* WORK TO DO
Write out each line beneath this one exactly as it reads.

* RECORDS FOR THE TASK
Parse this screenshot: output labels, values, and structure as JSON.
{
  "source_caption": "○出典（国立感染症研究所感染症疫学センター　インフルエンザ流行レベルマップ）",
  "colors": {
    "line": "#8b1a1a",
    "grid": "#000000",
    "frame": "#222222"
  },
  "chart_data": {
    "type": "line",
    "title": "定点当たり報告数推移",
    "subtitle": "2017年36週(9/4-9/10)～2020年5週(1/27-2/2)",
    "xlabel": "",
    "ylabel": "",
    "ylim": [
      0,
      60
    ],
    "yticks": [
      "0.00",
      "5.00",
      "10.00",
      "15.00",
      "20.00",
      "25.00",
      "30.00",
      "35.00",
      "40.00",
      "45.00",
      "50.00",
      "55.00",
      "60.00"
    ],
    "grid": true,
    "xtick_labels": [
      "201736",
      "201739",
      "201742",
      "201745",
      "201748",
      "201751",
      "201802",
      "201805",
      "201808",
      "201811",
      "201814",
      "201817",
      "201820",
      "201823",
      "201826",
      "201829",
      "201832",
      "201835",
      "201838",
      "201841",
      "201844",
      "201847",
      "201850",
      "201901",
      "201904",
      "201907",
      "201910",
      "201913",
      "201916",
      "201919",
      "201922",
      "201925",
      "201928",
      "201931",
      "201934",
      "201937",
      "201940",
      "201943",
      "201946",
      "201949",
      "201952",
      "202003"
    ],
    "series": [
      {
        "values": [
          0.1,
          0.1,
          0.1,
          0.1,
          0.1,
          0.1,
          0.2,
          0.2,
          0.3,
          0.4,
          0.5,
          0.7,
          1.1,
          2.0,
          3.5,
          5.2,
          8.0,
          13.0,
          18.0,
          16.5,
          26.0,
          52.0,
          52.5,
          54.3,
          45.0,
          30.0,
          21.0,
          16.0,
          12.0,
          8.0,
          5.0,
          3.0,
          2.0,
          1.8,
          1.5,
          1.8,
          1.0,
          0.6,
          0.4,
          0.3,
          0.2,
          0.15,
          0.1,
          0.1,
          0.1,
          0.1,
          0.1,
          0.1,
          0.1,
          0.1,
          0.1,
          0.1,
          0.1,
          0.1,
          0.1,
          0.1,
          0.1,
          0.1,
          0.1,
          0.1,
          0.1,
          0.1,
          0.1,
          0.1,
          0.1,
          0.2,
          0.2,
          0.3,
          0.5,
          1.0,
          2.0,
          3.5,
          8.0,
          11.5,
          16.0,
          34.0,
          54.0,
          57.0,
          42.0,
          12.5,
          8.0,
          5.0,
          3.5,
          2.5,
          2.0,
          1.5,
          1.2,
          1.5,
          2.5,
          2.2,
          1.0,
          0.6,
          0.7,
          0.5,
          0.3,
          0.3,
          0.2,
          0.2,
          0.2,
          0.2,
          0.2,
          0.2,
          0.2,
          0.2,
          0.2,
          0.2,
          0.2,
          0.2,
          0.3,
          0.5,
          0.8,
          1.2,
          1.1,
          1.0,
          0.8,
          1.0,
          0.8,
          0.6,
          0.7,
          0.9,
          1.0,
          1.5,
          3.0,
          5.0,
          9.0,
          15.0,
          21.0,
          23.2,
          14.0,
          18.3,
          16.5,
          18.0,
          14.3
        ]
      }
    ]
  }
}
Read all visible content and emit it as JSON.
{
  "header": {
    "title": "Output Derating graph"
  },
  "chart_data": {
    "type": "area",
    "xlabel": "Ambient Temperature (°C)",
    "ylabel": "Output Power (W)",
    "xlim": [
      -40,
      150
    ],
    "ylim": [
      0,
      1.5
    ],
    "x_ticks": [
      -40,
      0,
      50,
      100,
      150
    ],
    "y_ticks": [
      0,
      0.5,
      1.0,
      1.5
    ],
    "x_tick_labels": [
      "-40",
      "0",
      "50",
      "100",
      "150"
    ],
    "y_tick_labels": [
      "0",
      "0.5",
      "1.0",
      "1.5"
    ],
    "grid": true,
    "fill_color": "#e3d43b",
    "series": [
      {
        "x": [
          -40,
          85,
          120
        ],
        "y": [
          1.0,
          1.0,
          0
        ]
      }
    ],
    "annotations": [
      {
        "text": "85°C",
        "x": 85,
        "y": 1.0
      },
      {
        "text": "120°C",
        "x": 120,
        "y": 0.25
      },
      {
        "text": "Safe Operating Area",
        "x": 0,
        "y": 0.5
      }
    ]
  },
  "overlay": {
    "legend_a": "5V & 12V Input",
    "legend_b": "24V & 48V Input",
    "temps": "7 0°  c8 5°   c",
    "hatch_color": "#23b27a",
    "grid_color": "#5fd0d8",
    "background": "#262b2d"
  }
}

* COMPLETED EXERCISE
Parse this screenshot: output labels, values, and structure as JSON.
{
  "source_caption": "○出典（国立感染症研究所感染症疫学センター　インフルエンザ流行レベルマップ）",
  "colors": {
    "line": "#8b1a1a",
    "grid": "#000000",
    "frame": "#222222"
  },
  "chart_data": {
    "type": "line",
    "title": "定点当たり報告数推移",
    "subtitle": "2017年36週(9/4-9/10)～2020年5週(1/27-2/2)",
    "xlabel": "",
    "ylabel": "",
    "ylim": [
      0,
      60
    ],
    "yticks": [
      "0.00",
      "5.00",
      "10.00",
      "15.00",
      "20.00",
      "25.00",
      "30.00",
      "35.00",
      "40.00",
      "45.00",
      "50.00",
      "55.00",
      "60.00"
    ],
    "grid": true,
    "xtick_labels": [
      "201736",
      "201739",
      "201742",
      "201745",
      "201748",
      "201751",
      "201802",
      "201805",
      "201808",
      "201811",
      "201814",
      "201817",
      "201820",
      "201823",
      "201826",
      "201829",
      "201832",
      "201835",
      "201838",
      "201841",
      "201844",
      "201847",
      "201850",
      "201901",
      "201904",
      "201907",
      "201910",
      "201913",
      "201916",
      "201919",
      "201922",
      "201925",
      "201928",
      "201931",
      "201934",
      "201937",
      "201940",
      "201943",
      "201946",
      "201949",
      "201952",
      "202003"
    ],
    "series": [
      {
        "values": [
          0.1,
          0.1,
          0.1,
          0.1,
          0.1,
          0.1,
          0.2,
          0.2,
          0.3,
          0.4,
          0.5,
          0.7,
          1.1,
          2.0,
          3.5,
          5.2,
          8.0,
          13.0,
          18.0,
          16.5,
          26.0,
          52.0,
          52.5,
          54.3,
          45.0,
          30.0,
          21.0,
          16.0,
          12.0,
          8.0,
          5.0,
          3.0,
          2.0,
          1.8,
          1.5,
          1.8,
          1.0,
          0.6,
          0.4,
          0.3,
          0.2,
          0.15,
          0.1,
          0.1,
          0.1,
          0.1,
          0.1,
          0.1,
          0.1,
          0.1,
          0.1,
          0.1,
          0.1,
          0.1,
          0.1,
          0.1,
          0.1,
          0.1,
          0.1,
          0.1,
          0.1,
          0.1,
          0.1,
          0.1,
          0.1,
          0.2,
          0.2,
          0.3,
          0.5,
          1.0,
          2.0,
          3.5,
          8.0,
          11.5,
          16.0,
          34.0,
          54.0,
          57.0,
          42.0,
          12.5,
          8.0,
          5.0,
          3.5,
          2.5,
          2.0,
          1.5,
          1.2,
          1.5,
          2.5,
          2.2,
          1.0,
          0.6,
          0.7,
          0.5,
          0.3,
          0.3,
          0.2,
          0.2,
          0.2,
          0.2,
          0.2,
          0.2,
          0.2,
          0.2,
          0.2,
          0.2,
          0.2,
          0.2,
          0.3,
          0.5,
          0.8,
          1.2,
          1.1,
          1.0,
          0.8,
          1.0,
          0.8,
          0.6,
          0.7,
          0.9,
          1.0,
          1.5,
          3.0,
          5.0,
          9.0,
          15.0,
          21.0,
          23.2,
          14.0,
          18.3,
          16.5,
          18.0,
          14.3
        ]
      }
    ]
  }
}
Read all visible content and emit it as JSON.
{
  "header": {
    "title": "Output Derating graph"
  },
  "chart_data": {
    "type": "area",
    "xlabel": "Ambient Temperature (°C)",
    "ylabel": "Output Power (W)",
    "xlim": [
      -40,
      150
    ],
    "ylim": [
      0,
      1.5
    ],
    "x_ticks": [
      -40,
      0,
      50,
      100,
      150
    ],
    "y_ticks": [
      0,
      0.5,
      1.0,
      1.5
    ],
    "x_tick_labels": [
      "-40",
      "0",
      "50",
      "100",
      "150"
    ],
    "y_tick_labels": [
      "0",
      "0.5",
      "1.0",
      "1.5"
    ],
    "grid": true,
    "fill_color": "#e3d43b",
    "series": [
      {
        "x": [
          -40,
          85,
          120
        ],
        "y": [
          1.0,
          1.0,
          0
        ]
      }
    ],
    "annotations": [
      {
        "text": "85°C",
        "x": 85,
        "y": 1.0
      },
      {
        "text": "120°C",
        "x": 120,
        "y": 0.25
      },
      {
        "text": "Safe Operating Area",
        "x": 0,
        "y": 0.5
      }
    ]
  },
  "overlay": {
    "legend_a": "5V & 12V Input",
    "legend_b": "24V & 48V Input",
    "temps": "7 0°  c8 5°   c",
    "hatch_color": "#23b27a",
    "grid_color": "#5fd0d8",
    "background": "#262b2d"
  }
}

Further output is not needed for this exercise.